[DATA LISTING]
┄┄┄┄┄┄

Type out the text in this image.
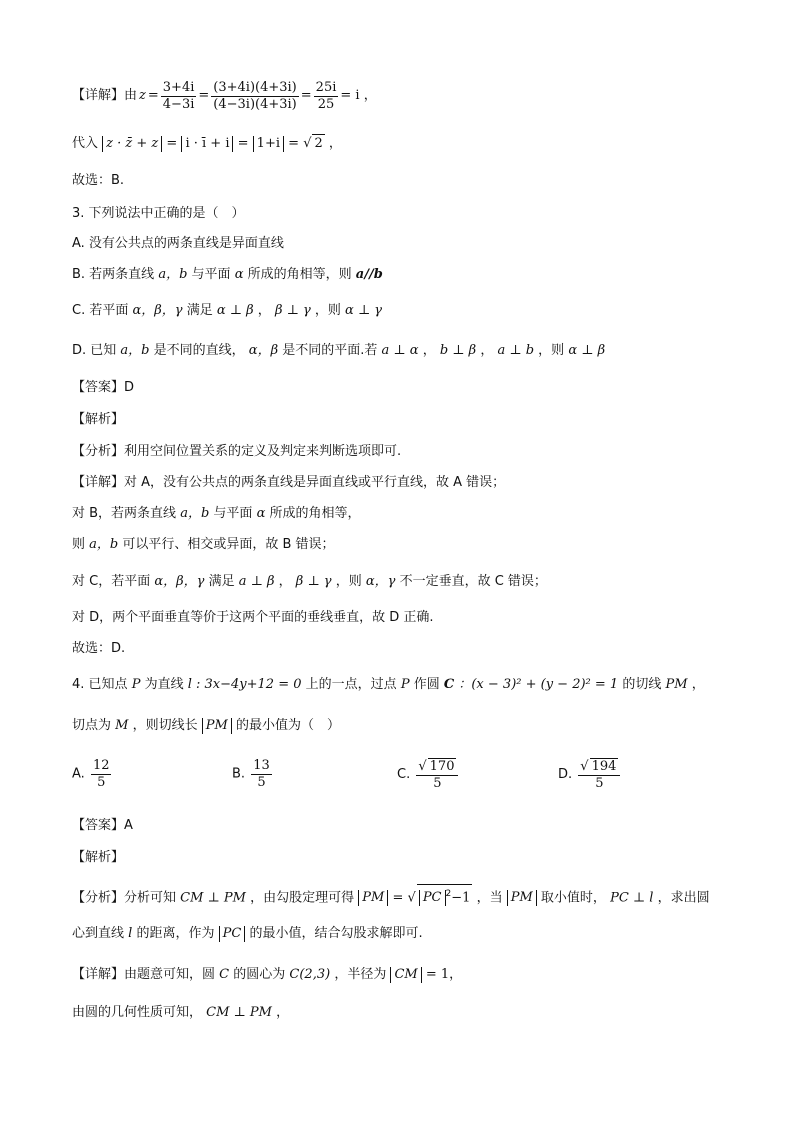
【详解】由 $z = \frac{3+4i}{4-3i} = \frac{(3+4i)(4+3i)}{(4-3i)(4+3i)} = \frac{25i}{25} = i$ ，
代入 z · z̄ + z = i · ī + i = 1+i = √ 2 ，
故选：B.
3. 下列说法中正确的是（　）
A. 没有公共点的两条直线是异面直线
B. 若两条直线 a，b 与平面 α 所成的角相等，则 a//b
C. 若平面 α，β，γ 满足 α ⊥ β ， β ⊥ γ ，则 α ⊥ γ
D. 已知 a，b 是不同的直线， α，β 是不同的平面.若 a ⊥ α ， b ⊥ β ， a ⊥ b ，则 α ⊥ β
【答案】D
【解析】
【分析】利用空间位置关系的定义及判定来判断选项即可.
【详解】对 A，没有公共点的两条直线是异面直线或平行直线，故 A 错误；
对 B，若两条直线 a，b 与平面 α 所成的角相等，
则 a，b 可以平行、相交或异面，故 B 错误；
对 C，若平面 α，β，γ 满足 a ⊥ β ， β ⊥ γ ，则 α，γ 不一定垂直，故 C 错误；
对 D，两个平面垂直等价于这两个平面的垂线垂直，故 D 正确.
故选：D.
4. 已知点 P 为直线 l : 3x−4y+12 = 0 上的一点，过点 P 作圆 C ：(x − 3)² + (y − 2)² = 1 的切线 PM ，
切点为 M ，则切线长 PM 的最小值为（　）
A. $\frac{12}{5}$	B. $\frac{13}{5}$	C. $\frac{√ 170}{5}$	D. $\frac{√ 194}{5}$
【答案】A
【解析】
【分析】分析可知 CM ⊥ PM ，由勾股定理可得 PM = √ PC $^2$−1 ，当 PM 取小值时， PC ⊥ l ，求出圆
心到直线 l 的距离，作为 PC 的最小值，结合勾股求解即可.
【详解】由题意可知，圆 C 的圆心为 C(2,3) ，半径为 CM = 1，
由圆的几何性质可知， CM ⊥ PM ，
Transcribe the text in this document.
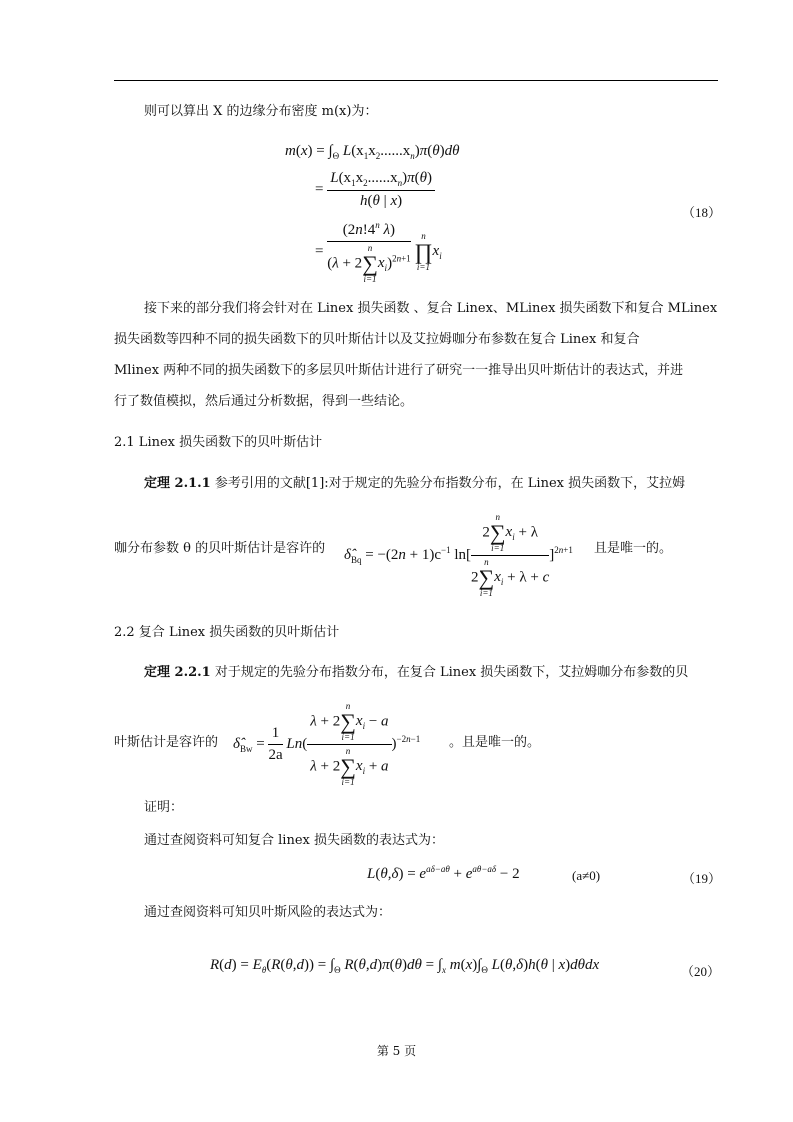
则可以算出 X 的边缘分布密度 m(x)为：
$m(x) = \int_\Theta$ $L(x_1x_2......x_n)\pi(\theta)d\theta$
= $\frac{L(x_1x_2......x_n)\pi(\theta)}{h(\theta | x)}$
= ($2n!4^n$ λ)
(λ + 2
n
∑
i=1
$x_i)^{2n+1}$
	n
∏
i=1
$x_i$
（18）
接下来的部分我们将会针对在 Linex 损失函数 、复合 Linex、MLinex 损失函数下和复合 MLinex
损失函数等四种不同的损失函数下的贝叶斯估计以及艾拉姆咖分布参数在复合 Linex 和复合
Mlinex 两种不同的损失函数下的多层贝叶斯估计进行了研究一一推导出贝叶斯估计的表达式，并进
行了数值模拟，然后通过分析数据，得到一些结论。
2.1 Linex 损失函数下的贝叶斯估计
定理 2.1.1 参考引用的文献[1]:对于规定的先验分布指数分布，在 Linex 损失函数下，艾拉姆
咖分布参数 θ 的贝叶斯估计是容许的 $\deltâ_{Bq} = -(2n + 1)c^{-1}$ ln[ 2
n
∑
i=1
$x_i + \lambda$
2
n
∑
i=1
$x_i + \lambda + c$ ]$^{2n+1}$ 且是唯一的。
2.2 复合 Linex 损失函数的贝叶斯估计
定理 2.2.1 对于规定的先验分布指数分布，在复合 Linex 损失函数下，艾拉姆咖分布参数的贝
叶斯估计是容许的 $\deltâ_{Bw} = \frac{1}{2a} Ln$( λ + 2
n
∑
i=1
$x_i - a$
λ + 2
n
∑
i=1
$x_i + a$ )$^{-2n-1}$ 。且是唯一的。
证明：
通过查阅资料可知复合 linex 损失函数的表达式为：
$L(\theta,\delta) = e^{a\delta-a\theta} + e^{a\theta-a\delta} - 2$	(a≠0)	（19）
通过查阅资料可知贝叶斯风险的表达式为：
$R(d) = E_\theta(R(\theta,d)) = \int_\Theta$ $R(\theta,d)\pi(\theta)d\theta = \int_x$ $m(x)\int_\Theta$ L(θ,δ)h(θ | x)dθdx	（20）
第 5 页
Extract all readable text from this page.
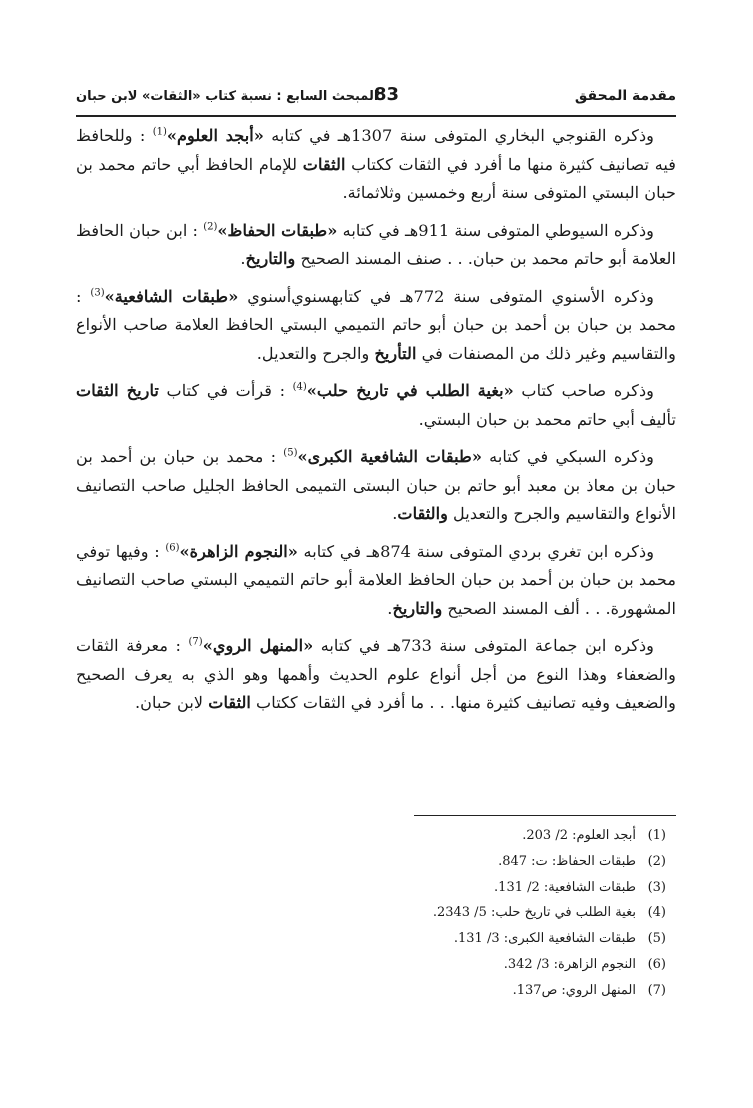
مقدمة المحقق
83
المبحث السابع : نسبة كتاب «الثقات» لابن حبان

وذكره القنوجي البخاري المتوفى سنة 1307هـ في كتابه «أبجد العلوم»$^{(1)}$ : وللحافظ فيه تصانيف كثيرة منها ما أفرد في الثقات ككتاب الثقات للإمام الحافظ أبي حاتم محمد بن حبان البستي المتوفى سنة أربع وخمسين وثلاثمائة.

وذكره السيوطي المتوفى سنة 911هـ في كتابه «طبقات الحفاظ»$^{(2)}$ : ابن حبان الحافظ العلامة أبو حاتم محمد بن حبان. . . صنف المسند الصحيح والتاريخ.

وذكره الأسنوي المتوفى سنة 772هـ في كتابهسنوي‌أسنوي «طبقات الشافعية»$^{(3)}$ : محمد بن حبان بن أحمد بن حبان أبو حاتم التميمي البستي الحافظ العلامة صاحب الأنواع والتقاسيم وغير ذلك من المصنفات في التأريخ والجرح والتعديل.

وذكره صاحب كتاب «بغية الطلب في تاريخ حلب»$^{(4)}$ : قرأت في كتاب تاريخ الثقات تأليف أبي حاتم محمد بن حبان البستي.

وذكره السبكي في كتابه «طبقات الشافعية الكبرى»$^{(5)}$ : محمد بن حبان بن أحمد بن حبان بن معاذ بن معبد أبو حاتم بن حبان البستى التميمى الحافظ الجليل صاحب التصانيف الأنواع والتقاسيم والجرح والتعديل والثقات.

وذكره ابن تغري بردي المتوفى سنة 874هـ في كتابه «النجوم الزاهرة»$^{(6)}$ : وفيها توفي محمد بن حبان بن أحمد بن حبان الحافظ العلامة أبو حاتم التميمي البستي صاحب التصانيف المشهورة. . . ألف المسند الصحيح والتاريخ.

وذكره ابن جماعة المتوفى سنة 733هـ في كتابه «المنهل الروي»$^{(7)}$ : معرفة الثقات والضعفاء وهذا النوع من أجل أنواع علوم الحديث وأهمها وهو الذي به يعرف الصحيح والضعيف وفيه تصانيف كثيرة منها. . . ما أفرد في الثقات ككتاب الثقات لابن حبان.

(1)
أبجد العلوم: 2/ 203.
(2)
طبقات الحفاظ: ت: 847.
(3)
طبقات الشافعية: 2/ 131.
(4)
بغية الطلب في تاريخ حلب: 5/ 2343.
(5)
طبقات الشافعية الكبرى: 3/ 131.
(6)
النجوم الزاهرة: 3/ 342.
(7)
المنهل الروي: ص137.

┄┄┄┄┄┄

Each line in the entries above that includes the string "frac" should be extracted.

【详解】由 $z = \frac{3+4i}{4-3i} = \frac{(3+4i)(4+3i)}{(4-3i)(4+3i)} = \frac{25i}{25} = i$ ，
A. $\frac{12}{5}$	B. $\frac{13}{5}$	C. $\frac{√ 170}{5}$	D. $\frac{√ 194}{5}$
= $\frac{L(x_1x_2......x_n)\pi(\theta)}{h(\theta | x)}$
叶斯估计是容许的 $\deltâ_{Bw} = \frac{1}{2a} Ln$( λ + 2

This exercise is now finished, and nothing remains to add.